Request: Extract all of the entries and give them again, word for word.

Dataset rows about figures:
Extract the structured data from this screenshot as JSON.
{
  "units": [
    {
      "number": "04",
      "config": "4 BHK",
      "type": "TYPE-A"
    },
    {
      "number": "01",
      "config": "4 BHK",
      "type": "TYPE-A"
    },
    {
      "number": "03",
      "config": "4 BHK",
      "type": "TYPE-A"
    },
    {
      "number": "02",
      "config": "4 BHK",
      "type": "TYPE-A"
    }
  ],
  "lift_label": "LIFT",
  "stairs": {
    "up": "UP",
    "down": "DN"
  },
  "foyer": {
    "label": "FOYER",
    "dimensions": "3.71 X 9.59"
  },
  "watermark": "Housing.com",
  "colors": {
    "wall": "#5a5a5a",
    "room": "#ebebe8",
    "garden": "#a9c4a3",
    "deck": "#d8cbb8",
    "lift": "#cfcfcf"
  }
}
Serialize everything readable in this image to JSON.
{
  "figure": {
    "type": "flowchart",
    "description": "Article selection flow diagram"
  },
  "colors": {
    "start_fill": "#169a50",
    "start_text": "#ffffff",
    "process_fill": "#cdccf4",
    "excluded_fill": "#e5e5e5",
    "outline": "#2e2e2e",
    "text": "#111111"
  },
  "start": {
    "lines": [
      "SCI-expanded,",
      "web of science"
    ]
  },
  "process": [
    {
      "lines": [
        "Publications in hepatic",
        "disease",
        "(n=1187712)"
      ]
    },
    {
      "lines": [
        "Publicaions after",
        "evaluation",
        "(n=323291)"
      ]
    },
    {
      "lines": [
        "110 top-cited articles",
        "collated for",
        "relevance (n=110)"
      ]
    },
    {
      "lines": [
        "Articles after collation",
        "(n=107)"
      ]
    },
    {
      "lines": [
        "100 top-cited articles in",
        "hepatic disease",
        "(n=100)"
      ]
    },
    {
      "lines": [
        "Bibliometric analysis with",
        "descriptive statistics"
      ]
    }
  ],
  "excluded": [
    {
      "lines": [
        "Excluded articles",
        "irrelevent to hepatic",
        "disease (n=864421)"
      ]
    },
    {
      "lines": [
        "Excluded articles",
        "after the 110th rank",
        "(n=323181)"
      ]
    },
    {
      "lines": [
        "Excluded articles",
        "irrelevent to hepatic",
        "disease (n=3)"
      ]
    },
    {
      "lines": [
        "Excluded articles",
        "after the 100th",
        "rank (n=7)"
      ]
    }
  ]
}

Reply:
Extract the structured data from this screenshot as JSON.
{
  "units": [
    {
      "number": "04",
      "config": "4 BHK",
      "type": "TYPE-A"
    },
    {
      "number": "01",
      "config": "4 BHK",
      "type": "TYPE-A"
    },
    {
      "number": "03",
      "config": "4 BHK",
      "type": "TYPE-A"
    },
    {
      "number": "02",
      "config": "4 BHK",
      "type": "TYPE-A"
    }
  ],
  "lift_label": "LIFT",
  "stairs": {
    "up": "UP",
    "down": "DN"
  },
  "foyer": {
    "label": "FOYER",
    "dimensions": "3.71 X 9.59"
  },
  "watermark": "Housing.com",
  "colors": {
    "wall": "#5a5a5a",
    "room": "#ebebe8",
    "garden": "#a9c4a3",
    "deck": "#d8cbb8",
    "lift": "#cfcfcf"
  }
}
Serialize everything readable in this image to JSON.
{
  "figure": {
    "type": "flowchart",
    "description": "Article selection flow diagram"
  },
  "colors": {
    "start_fill": "#169a50",
    "start_text": "#ffffff",
    "process_fill": "#cdccf4",
    "excluded_fill": "#e5e5e5",
    "outline": "#2e2e2e",
    "text": "#111111"
  },
  "start": {
    "lines": [
      "SCI-expanded,",
      "web of science"
    ]
  },
  "process": [
    {
      "lines": [
        "Publications in hepatic",
        "disease",
        "(n=1187712)"
      ]
    },
    {
      "lines": [
        "Publicaions after",
        "evaluation",
        "(n=323291)"
      ]
    },
    {
      "lines": [
        "110 top-cited articles",
        "collated for",
        "relevance (n=110)"
      ]
    },
    {
      "lines": [
        "Articles after collation",
        "(n=107)"
      ]
    },
    {
      "lines": [
        "100 top-cited articles in",
        "hepatic disease",
        "(n=100)"
      ]
    },
    {
      "lines": [
        "Bibliometric analysis with",
        "descriptive statistics"
      ]
    }
  ],
  "excluded": [
    {
      "lines": [
        "Excluded articles",
        "irrelevent to hepatic",
        "disease (n=864421)"
      ]
    },
    {
      "lines": [
        "Excluded articles",
        "after the 110th rank",
        "(n=323181)"
      ]
    },
    {
      "lines": [
        "Excluded articles",
        "irrelevent to hepatic",
        "disease (n=3)"
      ]
    },
    {
      "lines": [
        "Excluded articles",
        "after the 100th",
        "rank (n=7)"
      ]
    }
  ]
}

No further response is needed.